=== Exercise brief ===
Keep the images out and copy every entry below exactly.

* BEGIN Extracted entries *

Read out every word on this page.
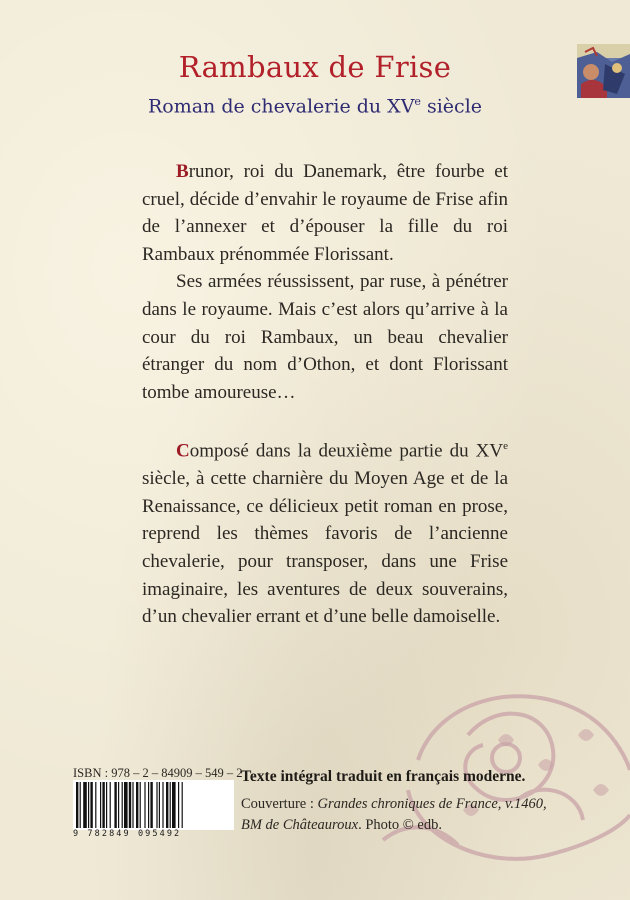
Rambaux de Frise
Roman de chevalerie du XVe siècle

Brunor, roi du Danemark, être fourbe et cruel, décide d’envahir le royaume de Frise afin de l’annexer et d’épouser la fille du roi Rambaux prénommée Florissant.

Ses armées réussissent, par ruse, à pénétrer dans le royaume. Mais c’est alors qu’arrive à la cour du roi Rambaux, un beau chevalier étranger du nom d’Othon, et dont Florissant tombe amoureuse…

Composé dans la deuxième partie du XVe siècle, à cette charnière du Moyen Age et de la Renaissance, ce délicieux petit roman en prose, reprend les thèmes favoris de l’ancienne chevalerie, pour transposer, dans une Frise imaginaire, les aventures de deux souverains, d’un chevalier errant et d’une belle damoiselle.

ISBN : 978 – 2 – 84909 – 549 – 2
9 782849 095492
Texte intégral traduit en français moderne.
Couverture : Grandes chroniques de France, v.1460,
BM de Châteauroux. Photo © edb.
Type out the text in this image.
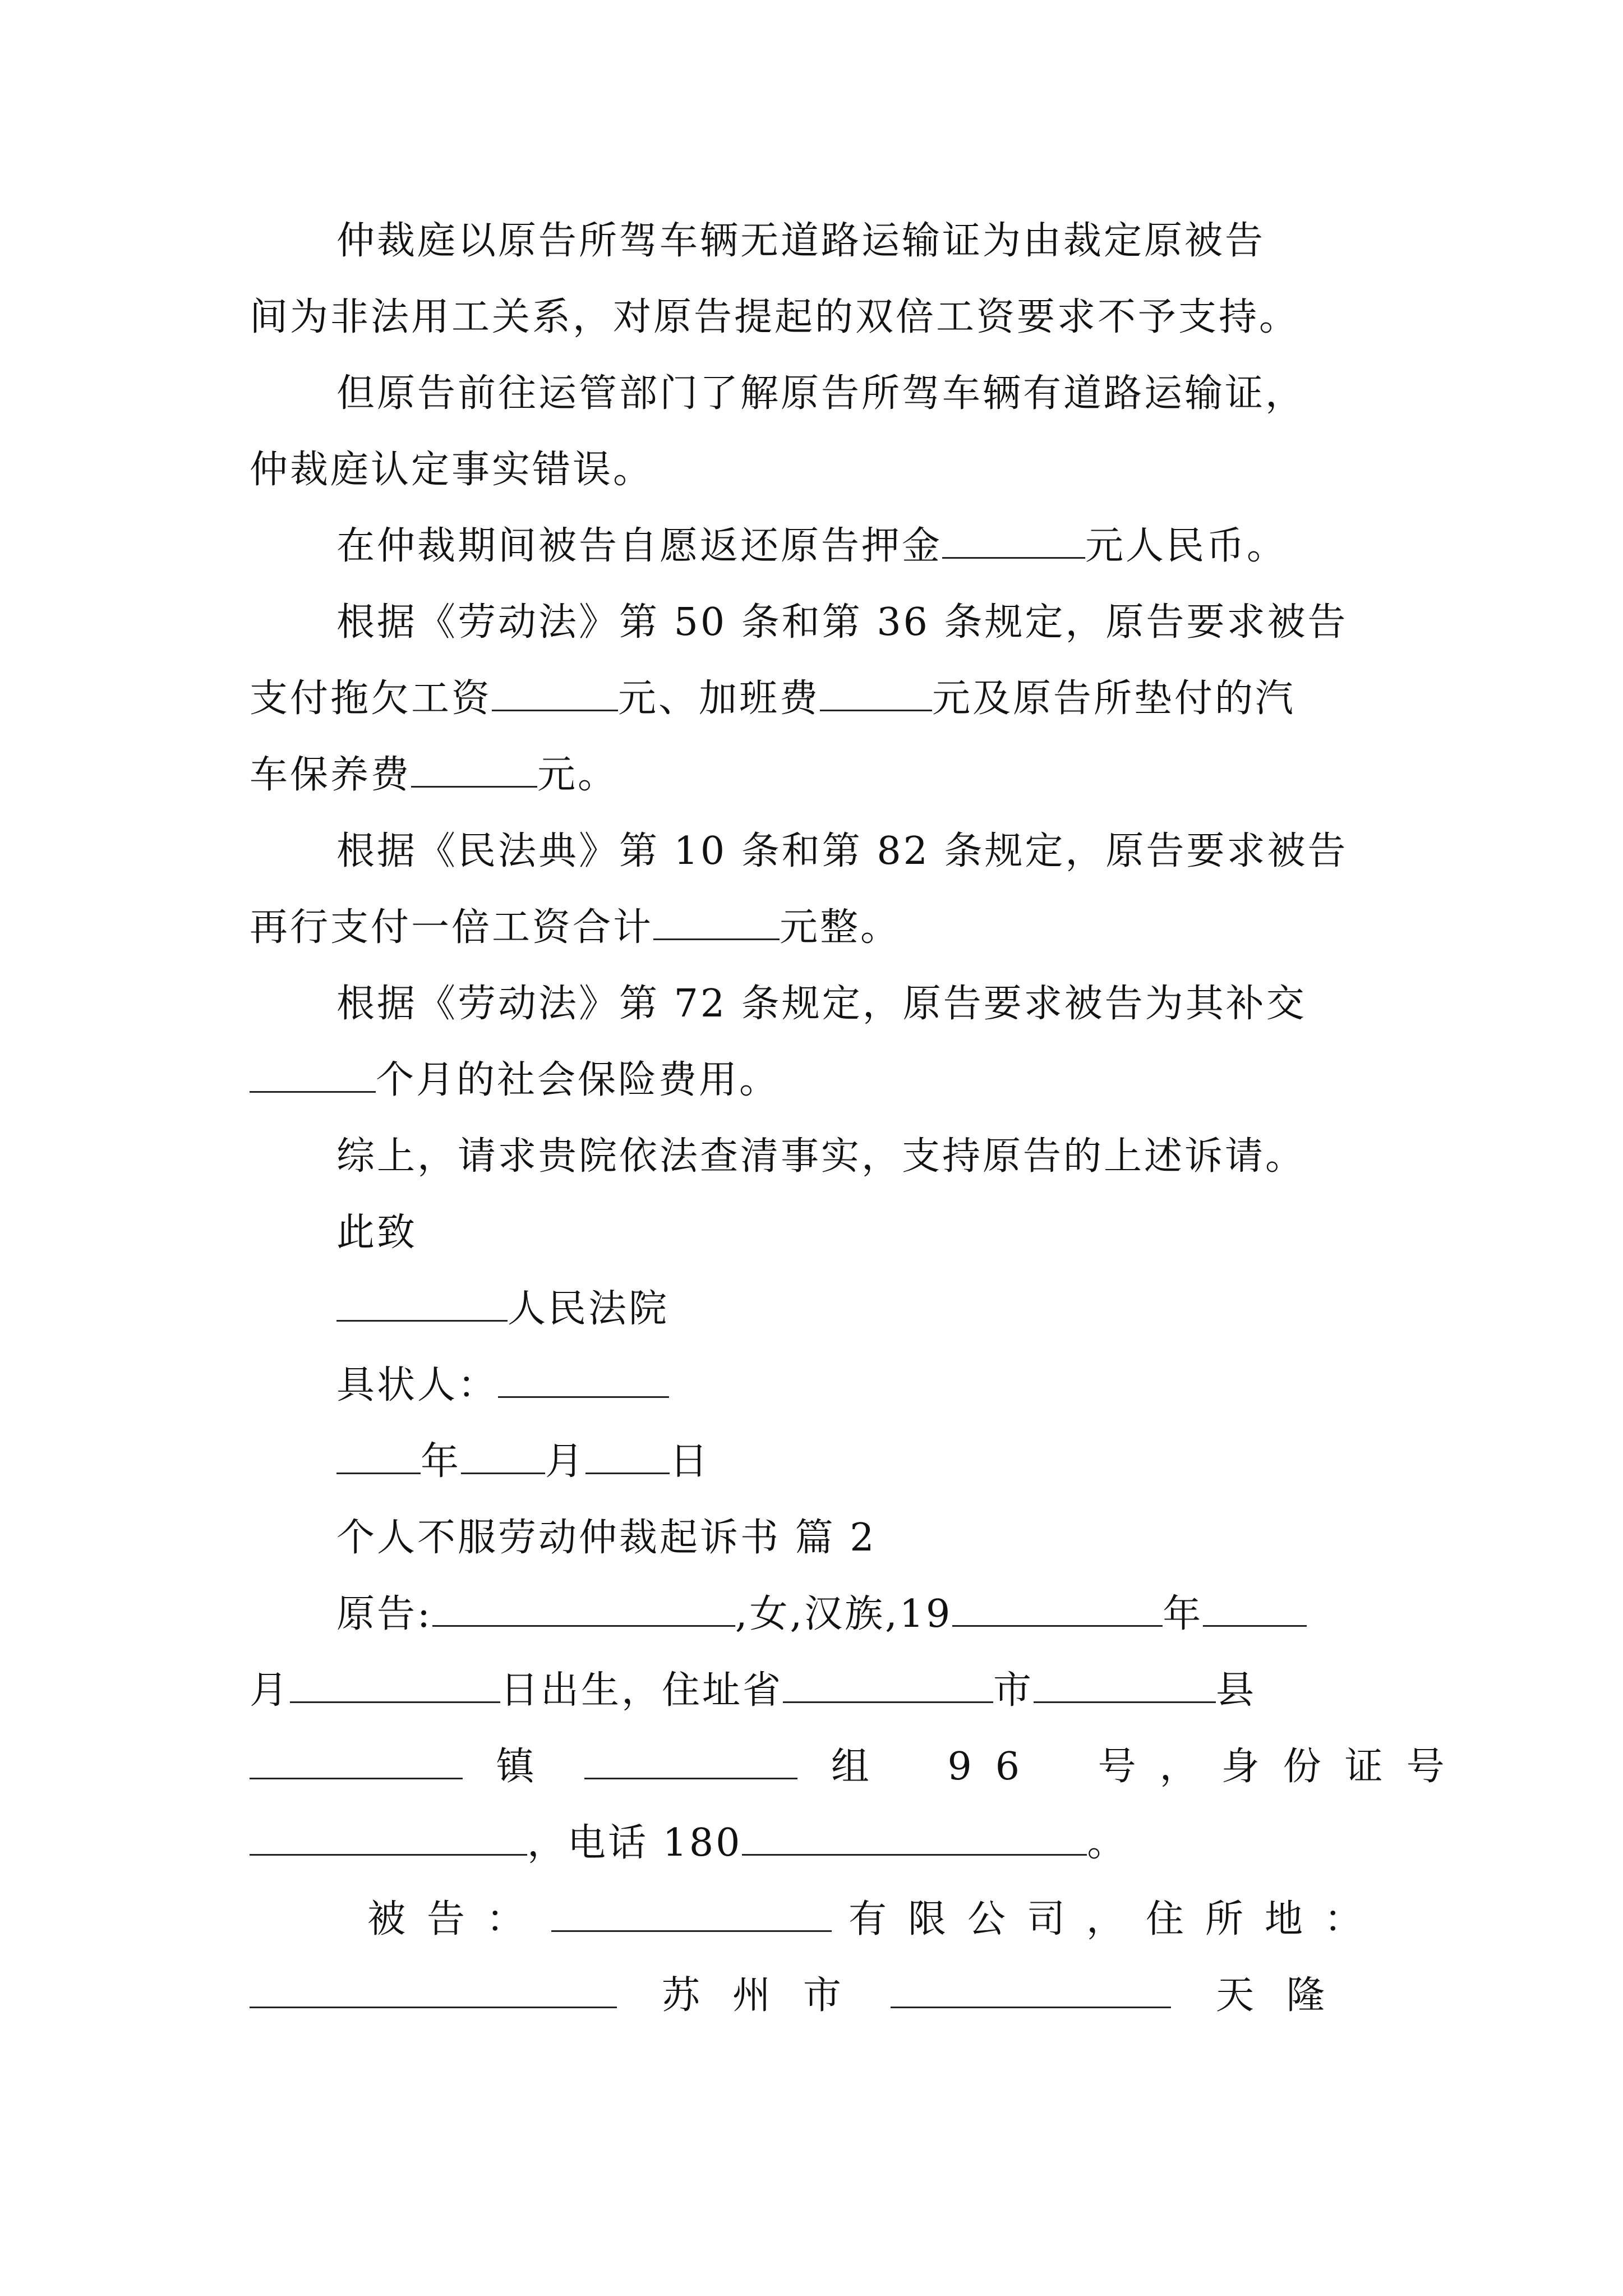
仲裁庭以原告所驾车辆无道路运输证为由裁定原被告
间为非法用工关系，对原告提起的双倍工资要求不予支持。
但原告前往运管部门了解原告所驾车辆有道路运输证，
仲裁庭认定事实错误。
在仲裁期间被告自愿返还原告押金	元人民币。
根据《劳动法》第 50 条和第 36 条规定，原告要求被告
支付拖欠工资	元、加班费	元及原告所垫付的汽
车保养费	元。
根据《民法典》第 10 条和第 82 条规定，原告要求被告
再行支付一倍工资合计	元整。
根据《劳动法》第 72 条规定，原告要求被告为其补交
个月的社会保险费用。
综上，请求贵院依法查清事实，支持原告的上述诉请。
此致
人民法院
具状人：
年 月 日
个人不服劳动仲裁起诉书 篇 2
原告:	,女,汉族,19	年
月	日出生，住址省	市	县
镇	组 96 号，身份证号
，电话 180	。
被告：	有限公司，住所地：
苏州市	天隆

* END Extracted entries *

=== The output ===
Read out every word on this page.
Rambaux de Frise
Roman de chevalerie du XVe siècle

Brunor, roi du Danemark, être fourbe et cruel, décide d’envahir le royaume de Frise afin de l’annexer et d’épouser la fille du roi Rambaux prénommée Florissant.

Ses armées réussissent, par ruse, à pénétrer dans le royaume. Mais c’est alors qu’arrive à la cour du roi Rambaux, un beau chevalier étranger du nom d’Othon, et dont Florissant tombe amoureuse…

Composé dans la deuxième partie du XVe siècle, à cette charnière du Moyen Age et de la Renaissance, ce délicieux petit roman en prose, reprend les thèmes favoris de l’ancienne chevalerie, pour transposer, dans une Frise imaginaire, les aventures de deux souverains, d’un chevalier errant et d’une belle damoiselle.

ISBN : 978 – 2 – 84909 – 549 – 2
9 782849 095492
Texte intégral traduit en français moderne.
Couverture : Grandes chroniques de France, v.1460,
BM de Châteauroux. Photo © edb.
Type out the text in this image.
仲裁庭以原告所驾车辆无道路运输证为由裁定原被告
间为非法用工关系，对原告提起的双倍工资要求不予支持。
但原告前往运管部门了解原告所驾车辆有道路运输证，
仲裁庭认定事实错误。
在仲裁期间被告自愿返还原告押金	元人民币。
根据《劳动法》第 50 条和第 36 条规定，原告要求被告
支付拖欠工资	元、加班费	元及原告所垫付的汽
车保养费	元。
根据《民法典》第 10 条和第 82 条规定，原告要求被告
再行支付一倍工资合计	元整。
根据《劳动法》第 72 条规定，原告要求被告为其补交
个月的社会保险费用。
综上，请求贵院依法查清事实，支持原告的上述诉请。
此致
人民法院
具状人：
年 月 日
个人不服劳动仲裁起诉书 篇 2
原告:	,女,汉族,19	年
月	日出生，住址省	市	县
镇	组 96 号，身份证号
，电话 180	。
被告：	有限公司，住所地：
苏州市	天隆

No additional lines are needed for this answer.